▶ **THE TASK**:
Transcribe all the records exactly and omit any images they hold.

________________________________________

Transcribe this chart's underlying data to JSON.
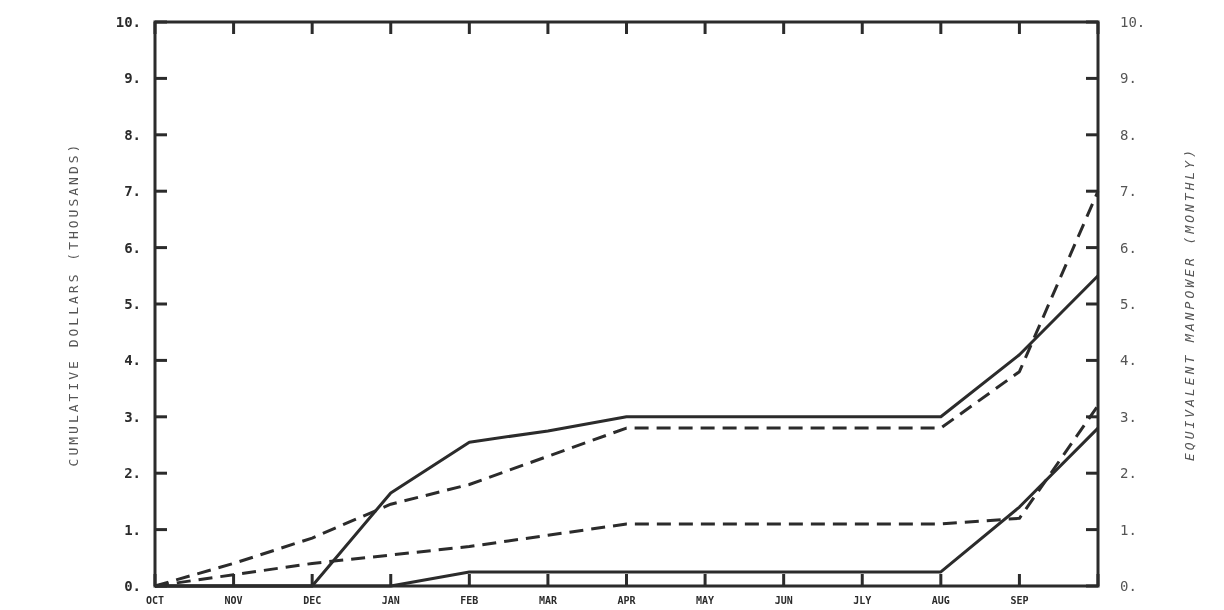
{
  "chart_data": {
    "type": "line",
    "ylabel": "CUMULATIVE DOLLARS (THOUSANDS)",
    "y2label": "EQUIVALENT MANPOWER (MONTHLY)",
    "categories": [
      "OCT",
      "NOV",
      "DEC",
      "JAN",
      "FEB",
      "MAR",
      "APR",
      "MAY",
      "JUN",
      "JLY",
      "AUG",
      "SEP",
      null
    ],
    "ylim": [
      0,
      10
    ],
    "yticks": [
      {
        "value": 0,
        "label": "0."
      },
      {
        "value": 1,
        "label": "1."
      },
      {
        "value": 2,
        "label": "2."
      },
      {
        "value": 3,
        "label": "3."
      },
      {
        "value": 4,
        "label": "4."
      },
      {
        "value": 5,
        "label": "5."
      },
      {
        "value": 6,
        "label": "6."
      },
      {
        "value": 7,
        "label": "7."
      },
      {
        "value": 8,
        "label": "8."
      },
      {
        "value": 9,
        "label": "9."
      },
      {
        "value": 10,
        "label": "10."
      }
    ],
    "y2lim": [
      0,
      10
    ],
    "y2ticks": [
      {
        "value": 0,
        "label": "0."
      },
      {
        "value": 1,
        "label": "1."
      },
      {
        "value": 2,
        "label": "2."
      },
      {
        "value": 3,
        "label": "3."
      },
      {
        "value": 4,
        "label": "4."
      },
      {
        "value": 5,
        "label": "5."
      },
      {
        "value": 6,
        "label": "6."
      },
      {
        "value": 7,
        "label": "7."
      },
      {
        "value": 8,
        "label": "8."
      },
      {
        "value": 9,
        "label": "9."
      },
      {
        "value": 10,
        "label": "10."
      }
    ],
    "grid": false,
    "marker": "none",
    "series": [
      {
        "color": "#2b2b2b",
        "line_style": "solid",
        "values": [
          0,
          0,
          0,
          1.65,
          2.55,
          2.75,
          3.0,
          3.0,
          3.0,
          3.0,
          3.0,
          4.1,
          5.5
        ]
      },
      {
        "color": "#2b2b2b",
        "line_style": "dashed",
        "values": [
          0,
          0.4,
          0.85,
          1.45,
          1.8,
          2.3,
          2.8,
          2.8,
          2.8,
          2.8,
          2.8,
          3.8,
          7.0
        ]
      },
      {
        "color": "#2b2b2b",
        "line_style": "dashed",
        "values": [
          0,
          0.2,
          0.4,
          0.55,
          0.7,
          0.9,
          1.1,
          1.1,
          1.1,
          1.1,
          1.1,
          1.2,
          3.2
        ]
      },
      {
        "color": "#2b2b2b",
        "line_style": "solid",
        "values": [
          0,
          0,
          0,
          0,
          0.25,
          0.25,
          0.25,
          0.25,
          0.25,
          0.25,
          0.25,
          1.4,
          2.8
        ]
      }
    ]
  }
}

________________________________________

▶ **WRITTEN RESPONSE**:
Transcribe this chart's underlying data to JSON.
{
  "chart_data": {
    "type": "line",
    "ylabel": "CUMULATIVE DOLLARS (THOUSANDS)",
    "y2label": "EQUIVALENT MANPOWER (MONTHLY)",
    "categories": [
      "OCT",
      "NOV",
      "DEC",
      "JAN",
      "FEB",
      "MAR",
      "APR",
      "MAY",
      "JUN",
      "JLY",
      "AUG",
      "SEP",
      null
    ],
    "ylim": [
      0,
      10
    ],
    "yticks": [
      {
        "value": 0,
        "label": "0."
      },
      {
        "value": 1,
        "label": "1."
      },
      {
        "value": 2,
        "label": "2."
      },
      {
        "value": 3,
        "label": "3."
      },
      {
        "value": 4,
        "label": "4."
      },
      {
        "value": 5,
        "label": "5."
      },
      {
        "value": 6,
        "label": "6."
      },
      {
        "value": 7,
        "label": "7."
      },
      {
        "value": 8,
        "label": "8."
      },
      {
        "value": 9,
        "label": "9."
      },
      {
        "value": 10,
        "label": "10."
      }
    ],
    "y2lim": [
      0,
      10
    ],
    "y2ticks": [
      {
        "value": 0,
        "label": "0."
      },
      {
        "value": 1,
        "label": "1."
      },
      {
        "value": 2,
        "label": "2."
      },
      {
        "value": 3,
        "label": "3."
      },
      {
        "value": 4,
        "label": "4."
      },
      {
        "value": 5,
        "label": "5."
      },
      {
        "value": 6,
        "label": "6."
      },
      {
        "value": 7,
        "label": "7."
      },
      {
        "value": 8,
        "label": "8."
      },
      {
        "value": 9,
        "label": "9."
      },
      {
        "value": 10,
        "label": "10."
      }
    ],
    "grid": false,
    "marker": "none",
    "series": [
      {
        "color": "#2b2b2b",
        "line_style": "solid",
        "values": [
          0,
          0,
          0,
          1.65,
          2.55,
          2.75,
          3.0,
          3.0,
          3.0,
          3.0,
          3.0,
          4.1,
          5.5
        ]
      },
      {
        "color": "#2b2b2b",
        "line_style": "dashed",
        "values": [
          0,
          0.4,
          0.85,
          1.45,
          1.8,
          2.3,
          2.8,
          2.8,
          2.8,
          2.8,
          2.8,
          3.8,
          7.0
        ]
      },
      {
        "color": "#2b2b2b",
        "line_style": "dashed",
        "values": [
          0,
          0.2,
          0.4,
          0.55,
          0.7,
          0.9,
          1.1,
          1.1,
          1.1,
          1.1,
          1.1,
          1.2,
          3.2
        ]
      },
      {
        "color": "#2b2b2b",
        "line_style": "solid",
        "values": [
          0,
          0,
          0,
          0,
          0.25,
          0.25,
          0.25,
          0.25,
          0.25,
          0.25,
          0.25,
          1.4,
          2.8
        ]
      }
    ]
  }
}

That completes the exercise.